[Dataset rows]
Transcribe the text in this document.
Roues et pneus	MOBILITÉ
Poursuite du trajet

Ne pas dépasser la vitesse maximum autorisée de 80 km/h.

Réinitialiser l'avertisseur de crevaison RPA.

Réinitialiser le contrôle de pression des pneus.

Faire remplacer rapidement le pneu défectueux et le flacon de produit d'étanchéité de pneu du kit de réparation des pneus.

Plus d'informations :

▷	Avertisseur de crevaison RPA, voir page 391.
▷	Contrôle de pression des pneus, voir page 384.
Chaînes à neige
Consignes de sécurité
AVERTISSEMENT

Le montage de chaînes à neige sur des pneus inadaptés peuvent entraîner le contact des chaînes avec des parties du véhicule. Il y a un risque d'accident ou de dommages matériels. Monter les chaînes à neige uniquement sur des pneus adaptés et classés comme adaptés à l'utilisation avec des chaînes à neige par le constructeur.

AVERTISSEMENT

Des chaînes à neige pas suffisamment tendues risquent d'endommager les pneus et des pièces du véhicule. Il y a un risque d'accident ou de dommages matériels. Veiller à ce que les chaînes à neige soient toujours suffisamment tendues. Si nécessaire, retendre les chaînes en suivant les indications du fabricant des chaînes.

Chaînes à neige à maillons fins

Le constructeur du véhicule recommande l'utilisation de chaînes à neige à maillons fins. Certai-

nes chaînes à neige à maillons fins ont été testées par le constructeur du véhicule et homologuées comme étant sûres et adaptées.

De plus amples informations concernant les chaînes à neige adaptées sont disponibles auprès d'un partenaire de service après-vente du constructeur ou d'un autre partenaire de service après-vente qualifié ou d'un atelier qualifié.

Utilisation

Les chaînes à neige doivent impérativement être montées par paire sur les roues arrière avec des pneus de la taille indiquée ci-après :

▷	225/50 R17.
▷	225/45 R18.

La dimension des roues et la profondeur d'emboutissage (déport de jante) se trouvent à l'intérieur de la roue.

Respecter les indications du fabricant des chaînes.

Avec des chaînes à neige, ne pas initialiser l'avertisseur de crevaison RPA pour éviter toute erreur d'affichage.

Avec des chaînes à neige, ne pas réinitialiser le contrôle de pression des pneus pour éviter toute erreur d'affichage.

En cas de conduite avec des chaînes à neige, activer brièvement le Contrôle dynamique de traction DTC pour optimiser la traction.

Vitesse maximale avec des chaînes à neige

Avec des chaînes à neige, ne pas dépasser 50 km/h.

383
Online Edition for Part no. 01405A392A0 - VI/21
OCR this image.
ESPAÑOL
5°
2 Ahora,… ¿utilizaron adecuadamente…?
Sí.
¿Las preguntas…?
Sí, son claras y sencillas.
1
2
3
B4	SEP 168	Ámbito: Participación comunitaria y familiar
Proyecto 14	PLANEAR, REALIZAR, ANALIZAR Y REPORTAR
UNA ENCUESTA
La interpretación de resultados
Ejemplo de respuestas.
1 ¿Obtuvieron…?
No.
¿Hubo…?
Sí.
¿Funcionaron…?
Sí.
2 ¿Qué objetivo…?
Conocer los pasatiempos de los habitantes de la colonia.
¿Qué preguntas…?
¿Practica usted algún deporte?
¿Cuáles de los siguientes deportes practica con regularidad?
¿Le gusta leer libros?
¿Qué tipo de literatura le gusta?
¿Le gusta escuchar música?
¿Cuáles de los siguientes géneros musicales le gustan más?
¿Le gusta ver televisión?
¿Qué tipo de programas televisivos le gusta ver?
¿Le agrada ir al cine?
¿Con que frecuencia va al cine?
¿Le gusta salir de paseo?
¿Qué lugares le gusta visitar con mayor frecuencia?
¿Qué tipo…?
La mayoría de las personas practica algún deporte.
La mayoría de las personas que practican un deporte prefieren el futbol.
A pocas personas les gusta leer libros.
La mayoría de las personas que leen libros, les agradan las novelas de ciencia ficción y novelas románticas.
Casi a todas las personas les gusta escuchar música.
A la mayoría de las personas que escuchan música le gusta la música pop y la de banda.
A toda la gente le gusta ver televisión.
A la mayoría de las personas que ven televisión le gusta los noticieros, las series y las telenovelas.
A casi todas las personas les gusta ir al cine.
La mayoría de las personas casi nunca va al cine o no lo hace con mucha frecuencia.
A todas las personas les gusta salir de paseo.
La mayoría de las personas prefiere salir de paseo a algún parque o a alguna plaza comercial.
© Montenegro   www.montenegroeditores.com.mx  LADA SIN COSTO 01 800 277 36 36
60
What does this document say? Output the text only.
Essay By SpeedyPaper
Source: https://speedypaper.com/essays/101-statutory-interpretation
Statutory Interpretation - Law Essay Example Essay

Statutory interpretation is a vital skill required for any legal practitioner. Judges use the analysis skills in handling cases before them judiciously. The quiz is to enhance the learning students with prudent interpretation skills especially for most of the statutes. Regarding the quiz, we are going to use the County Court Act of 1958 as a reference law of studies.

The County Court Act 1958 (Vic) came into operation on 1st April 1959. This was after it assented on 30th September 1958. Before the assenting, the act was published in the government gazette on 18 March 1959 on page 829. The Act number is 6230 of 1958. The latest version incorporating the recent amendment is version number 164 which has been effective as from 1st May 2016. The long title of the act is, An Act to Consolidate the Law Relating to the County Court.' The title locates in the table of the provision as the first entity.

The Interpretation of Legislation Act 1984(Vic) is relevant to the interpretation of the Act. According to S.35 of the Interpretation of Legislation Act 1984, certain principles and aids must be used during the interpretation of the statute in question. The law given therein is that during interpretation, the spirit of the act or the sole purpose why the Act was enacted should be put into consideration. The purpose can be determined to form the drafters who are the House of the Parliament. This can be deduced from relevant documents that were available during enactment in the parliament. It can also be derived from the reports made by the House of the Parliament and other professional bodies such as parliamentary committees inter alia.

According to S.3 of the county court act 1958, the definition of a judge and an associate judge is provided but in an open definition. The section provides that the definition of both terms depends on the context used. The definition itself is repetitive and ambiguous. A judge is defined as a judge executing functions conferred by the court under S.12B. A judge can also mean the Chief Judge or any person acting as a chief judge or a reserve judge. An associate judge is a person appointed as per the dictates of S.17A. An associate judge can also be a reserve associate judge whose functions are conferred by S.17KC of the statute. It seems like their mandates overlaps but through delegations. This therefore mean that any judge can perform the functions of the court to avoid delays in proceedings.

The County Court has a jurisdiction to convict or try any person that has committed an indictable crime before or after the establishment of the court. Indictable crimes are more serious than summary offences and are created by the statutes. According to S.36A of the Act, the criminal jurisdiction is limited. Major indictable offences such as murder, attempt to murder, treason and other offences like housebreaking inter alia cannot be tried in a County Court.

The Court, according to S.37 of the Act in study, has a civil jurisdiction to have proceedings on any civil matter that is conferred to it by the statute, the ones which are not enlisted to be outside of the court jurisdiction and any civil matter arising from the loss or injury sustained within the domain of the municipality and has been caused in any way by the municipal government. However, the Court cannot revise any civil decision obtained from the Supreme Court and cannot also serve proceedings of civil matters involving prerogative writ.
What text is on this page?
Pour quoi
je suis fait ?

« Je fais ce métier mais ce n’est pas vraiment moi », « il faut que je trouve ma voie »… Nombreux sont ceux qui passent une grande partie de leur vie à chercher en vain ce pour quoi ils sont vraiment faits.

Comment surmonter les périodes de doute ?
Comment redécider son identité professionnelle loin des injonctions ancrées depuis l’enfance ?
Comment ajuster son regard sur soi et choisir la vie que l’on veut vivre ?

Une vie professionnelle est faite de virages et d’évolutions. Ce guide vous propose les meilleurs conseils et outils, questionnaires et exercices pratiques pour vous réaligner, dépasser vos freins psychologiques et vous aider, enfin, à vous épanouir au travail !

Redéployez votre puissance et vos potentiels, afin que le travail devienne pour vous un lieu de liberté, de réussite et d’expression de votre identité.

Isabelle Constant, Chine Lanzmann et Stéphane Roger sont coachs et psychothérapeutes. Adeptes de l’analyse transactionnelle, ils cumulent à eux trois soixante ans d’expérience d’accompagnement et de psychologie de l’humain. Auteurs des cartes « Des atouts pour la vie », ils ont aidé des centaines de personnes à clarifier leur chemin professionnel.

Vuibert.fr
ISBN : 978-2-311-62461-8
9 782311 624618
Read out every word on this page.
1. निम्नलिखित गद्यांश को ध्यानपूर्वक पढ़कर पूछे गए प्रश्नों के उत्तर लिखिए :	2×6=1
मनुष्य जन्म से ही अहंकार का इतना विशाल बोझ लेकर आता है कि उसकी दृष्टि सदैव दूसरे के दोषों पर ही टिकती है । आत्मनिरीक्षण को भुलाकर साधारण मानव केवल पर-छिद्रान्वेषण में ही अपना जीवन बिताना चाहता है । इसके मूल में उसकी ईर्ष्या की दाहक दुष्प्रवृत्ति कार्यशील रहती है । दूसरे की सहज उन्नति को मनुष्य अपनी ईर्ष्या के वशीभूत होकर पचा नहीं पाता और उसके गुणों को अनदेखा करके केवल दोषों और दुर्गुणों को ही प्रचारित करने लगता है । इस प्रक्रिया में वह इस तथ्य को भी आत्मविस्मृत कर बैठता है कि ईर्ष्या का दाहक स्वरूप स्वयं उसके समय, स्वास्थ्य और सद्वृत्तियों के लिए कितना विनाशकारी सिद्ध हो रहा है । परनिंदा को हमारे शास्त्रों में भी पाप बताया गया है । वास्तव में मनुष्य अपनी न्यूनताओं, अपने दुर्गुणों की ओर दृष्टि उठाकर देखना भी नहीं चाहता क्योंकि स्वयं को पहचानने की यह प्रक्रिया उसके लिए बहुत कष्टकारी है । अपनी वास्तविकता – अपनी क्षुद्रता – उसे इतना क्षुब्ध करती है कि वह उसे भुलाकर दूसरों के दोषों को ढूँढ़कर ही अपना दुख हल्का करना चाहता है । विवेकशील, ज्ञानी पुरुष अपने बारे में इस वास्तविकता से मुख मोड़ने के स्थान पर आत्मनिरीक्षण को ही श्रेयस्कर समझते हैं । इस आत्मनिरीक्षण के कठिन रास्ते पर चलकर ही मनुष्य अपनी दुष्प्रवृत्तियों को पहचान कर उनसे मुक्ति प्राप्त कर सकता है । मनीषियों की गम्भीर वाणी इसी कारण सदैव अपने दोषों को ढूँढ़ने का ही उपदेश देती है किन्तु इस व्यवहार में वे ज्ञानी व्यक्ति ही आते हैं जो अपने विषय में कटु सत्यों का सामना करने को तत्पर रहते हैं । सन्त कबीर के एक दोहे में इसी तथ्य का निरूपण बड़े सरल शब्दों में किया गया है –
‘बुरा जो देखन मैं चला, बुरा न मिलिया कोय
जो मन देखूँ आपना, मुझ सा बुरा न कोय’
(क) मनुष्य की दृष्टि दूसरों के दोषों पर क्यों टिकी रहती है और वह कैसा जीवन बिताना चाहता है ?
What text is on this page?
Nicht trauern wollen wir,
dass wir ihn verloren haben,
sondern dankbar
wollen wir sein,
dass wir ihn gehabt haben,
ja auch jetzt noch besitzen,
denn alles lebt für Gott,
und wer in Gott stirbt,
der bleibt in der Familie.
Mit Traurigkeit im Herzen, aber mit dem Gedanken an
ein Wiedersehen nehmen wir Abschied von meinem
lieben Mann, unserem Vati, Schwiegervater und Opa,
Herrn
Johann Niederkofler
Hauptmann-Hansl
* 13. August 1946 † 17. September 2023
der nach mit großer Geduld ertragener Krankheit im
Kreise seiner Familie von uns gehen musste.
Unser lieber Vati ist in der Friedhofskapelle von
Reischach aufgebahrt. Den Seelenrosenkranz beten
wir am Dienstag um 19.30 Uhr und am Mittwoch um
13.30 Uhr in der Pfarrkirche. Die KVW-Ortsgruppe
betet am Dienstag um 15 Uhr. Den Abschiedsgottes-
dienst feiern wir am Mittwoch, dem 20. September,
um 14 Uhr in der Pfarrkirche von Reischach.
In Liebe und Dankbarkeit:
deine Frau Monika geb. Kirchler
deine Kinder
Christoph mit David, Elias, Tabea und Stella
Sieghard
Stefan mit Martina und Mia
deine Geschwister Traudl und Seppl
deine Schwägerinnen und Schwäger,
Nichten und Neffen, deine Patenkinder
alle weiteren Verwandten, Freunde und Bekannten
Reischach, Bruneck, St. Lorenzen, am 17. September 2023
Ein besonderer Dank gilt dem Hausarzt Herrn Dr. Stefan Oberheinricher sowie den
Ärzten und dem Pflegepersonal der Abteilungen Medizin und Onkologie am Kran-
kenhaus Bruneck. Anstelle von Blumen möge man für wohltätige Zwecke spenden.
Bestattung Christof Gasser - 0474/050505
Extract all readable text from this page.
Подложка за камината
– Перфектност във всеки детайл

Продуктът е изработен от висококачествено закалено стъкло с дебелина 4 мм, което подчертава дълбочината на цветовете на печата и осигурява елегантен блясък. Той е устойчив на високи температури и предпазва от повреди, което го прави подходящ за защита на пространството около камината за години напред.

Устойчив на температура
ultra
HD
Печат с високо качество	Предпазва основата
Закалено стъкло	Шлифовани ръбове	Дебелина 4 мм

Goal of the exercise —
The line containing "Extract all readable text from this page." marks the start; retype it and each line after it through the end of the records above, exactly.

Response to the task —
Extract all readable text from this page.
Подложка за камината
– Перфектност във всеки детайл

Продуктът е изработен от висококачествено закалено стъкло с дебелина 4 мм, което подчертава дълбочината на цветовете на печата и осигурява елегантен блясък. Той е устойчив на високи температури и предпазва от повреди, което го прави подходящ за защита на пространството около камината за години напред.

Устойчив на температура
ultra
HD
Печат с високо качество	Предпазва основата
Закалено стъкло	Шлифовани ръбове	Дебелина 4 мм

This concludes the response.